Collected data
§

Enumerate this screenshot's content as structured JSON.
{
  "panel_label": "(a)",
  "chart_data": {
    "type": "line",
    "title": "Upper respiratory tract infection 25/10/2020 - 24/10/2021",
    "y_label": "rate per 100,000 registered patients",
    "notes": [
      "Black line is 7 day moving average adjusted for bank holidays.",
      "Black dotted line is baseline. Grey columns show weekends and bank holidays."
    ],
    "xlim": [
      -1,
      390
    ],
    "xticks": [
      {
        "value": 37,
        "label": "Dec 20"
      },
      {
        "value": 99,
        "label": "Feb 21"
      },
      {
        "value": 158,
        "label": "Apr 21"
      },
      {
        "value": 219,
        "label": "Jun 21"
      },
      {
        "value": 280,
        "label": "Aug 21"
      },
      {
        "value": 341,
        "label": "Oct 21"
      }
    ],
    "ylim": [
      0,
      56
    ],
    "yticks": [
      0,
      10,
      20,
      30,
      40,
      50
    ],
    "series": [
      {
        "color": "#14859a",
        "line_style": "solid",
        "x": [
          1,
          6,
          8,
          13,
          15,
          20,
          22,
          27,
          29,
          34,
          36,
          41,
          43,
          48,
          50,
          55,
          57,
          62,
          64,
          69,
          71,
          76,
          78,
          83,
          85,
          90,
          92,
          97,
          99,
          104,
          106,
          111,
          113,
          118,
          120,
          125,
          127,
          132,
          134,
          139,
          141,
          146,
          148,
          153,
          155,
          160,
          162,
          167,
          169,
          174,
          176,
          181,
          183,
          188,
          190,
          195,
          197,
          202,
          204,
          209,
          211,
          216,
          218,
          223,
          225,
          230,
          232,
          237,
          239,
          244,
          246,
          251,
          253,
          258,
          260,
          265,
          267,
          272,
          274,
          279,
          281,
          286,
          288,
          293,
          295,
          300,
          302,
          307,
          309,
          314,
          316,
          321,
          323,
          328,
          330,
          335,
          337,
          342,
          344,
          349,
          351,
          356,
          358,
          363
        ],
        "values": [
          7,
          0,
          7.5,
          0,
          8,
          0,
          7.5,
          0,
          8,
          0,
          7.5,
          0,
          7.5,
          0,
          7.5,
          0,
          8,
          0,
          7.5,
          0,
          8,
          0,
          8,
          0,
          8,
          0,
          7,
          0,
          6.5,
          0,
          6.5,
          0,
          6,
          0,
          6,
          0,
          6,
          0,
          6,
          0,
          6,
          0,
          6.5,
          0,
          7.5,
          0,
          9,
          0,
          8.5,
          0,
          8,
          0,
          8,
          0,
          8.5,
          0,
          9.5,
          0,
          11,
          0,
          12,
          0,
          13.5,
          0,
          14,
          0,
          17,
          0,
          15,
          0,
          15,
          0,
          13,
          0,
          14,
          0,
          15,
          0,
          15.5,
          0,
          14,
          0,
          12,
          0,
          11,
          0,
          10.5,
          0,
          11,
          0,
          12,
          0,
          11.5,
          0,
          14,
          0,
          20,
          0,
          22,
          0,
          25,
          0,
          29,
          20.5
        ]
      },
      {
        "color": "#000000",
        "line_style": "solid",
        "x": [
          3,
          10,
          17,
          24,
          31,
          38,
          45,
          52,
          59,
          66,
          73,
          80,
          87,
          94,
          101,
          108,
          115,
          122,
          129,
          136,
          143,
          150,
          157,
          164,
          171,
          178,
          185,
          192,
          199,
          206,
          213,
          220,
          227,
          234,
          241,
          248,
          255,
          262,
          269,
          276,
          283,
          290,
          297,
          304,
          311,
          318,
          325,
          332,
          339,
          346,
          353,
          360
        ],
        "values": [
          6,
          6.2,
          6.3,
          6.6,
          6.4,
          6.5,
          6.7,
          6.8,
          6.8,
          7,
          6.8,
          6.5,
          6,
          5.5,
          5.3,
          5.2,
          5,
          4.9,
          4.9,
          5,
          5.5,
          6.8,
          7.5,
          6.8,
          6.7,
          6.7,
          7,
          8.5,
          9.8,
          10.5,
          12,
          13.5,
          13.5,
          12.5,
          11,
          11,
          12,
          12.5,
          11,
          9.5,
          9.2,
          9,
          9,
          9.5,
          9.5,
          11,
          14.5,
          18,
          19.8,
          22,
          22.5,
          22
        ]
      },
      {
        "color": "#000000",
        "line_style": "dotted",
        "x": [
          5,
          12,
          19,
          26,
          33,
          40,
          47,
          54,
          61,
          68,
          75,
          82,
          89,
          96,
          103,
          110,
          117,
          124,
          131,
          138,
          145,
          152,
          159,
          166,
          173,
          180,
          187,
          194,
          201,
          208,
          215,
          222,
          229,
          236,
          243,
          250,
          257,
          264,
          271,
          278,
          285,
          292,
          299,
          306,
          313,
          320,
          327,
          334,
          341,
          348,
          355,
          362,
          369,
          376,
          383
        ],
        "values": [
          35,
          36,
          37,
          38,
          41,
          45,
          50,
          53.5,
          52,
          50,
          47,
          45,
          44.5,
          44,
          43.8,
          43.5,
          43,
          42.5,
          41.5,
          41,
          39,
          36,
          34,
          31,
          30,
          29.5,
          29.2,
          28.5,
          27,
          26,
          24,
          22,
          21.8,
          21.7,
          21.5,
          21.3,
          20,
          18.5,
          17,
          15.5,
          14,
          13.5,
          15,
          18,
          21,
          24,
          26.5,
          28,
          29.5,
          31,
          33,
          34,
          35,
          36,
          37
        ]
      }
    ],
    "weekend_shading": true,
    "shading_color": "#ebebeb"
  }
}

§

» **Try it**
Scan the records for the word "Black", and copy each line where it is found.

» **Solved exercise**
      "Black line is 7 day moving average adjusted for bank holidays.",
      "Black dotted line is baseline. Grey columns show weekends and bank holidays."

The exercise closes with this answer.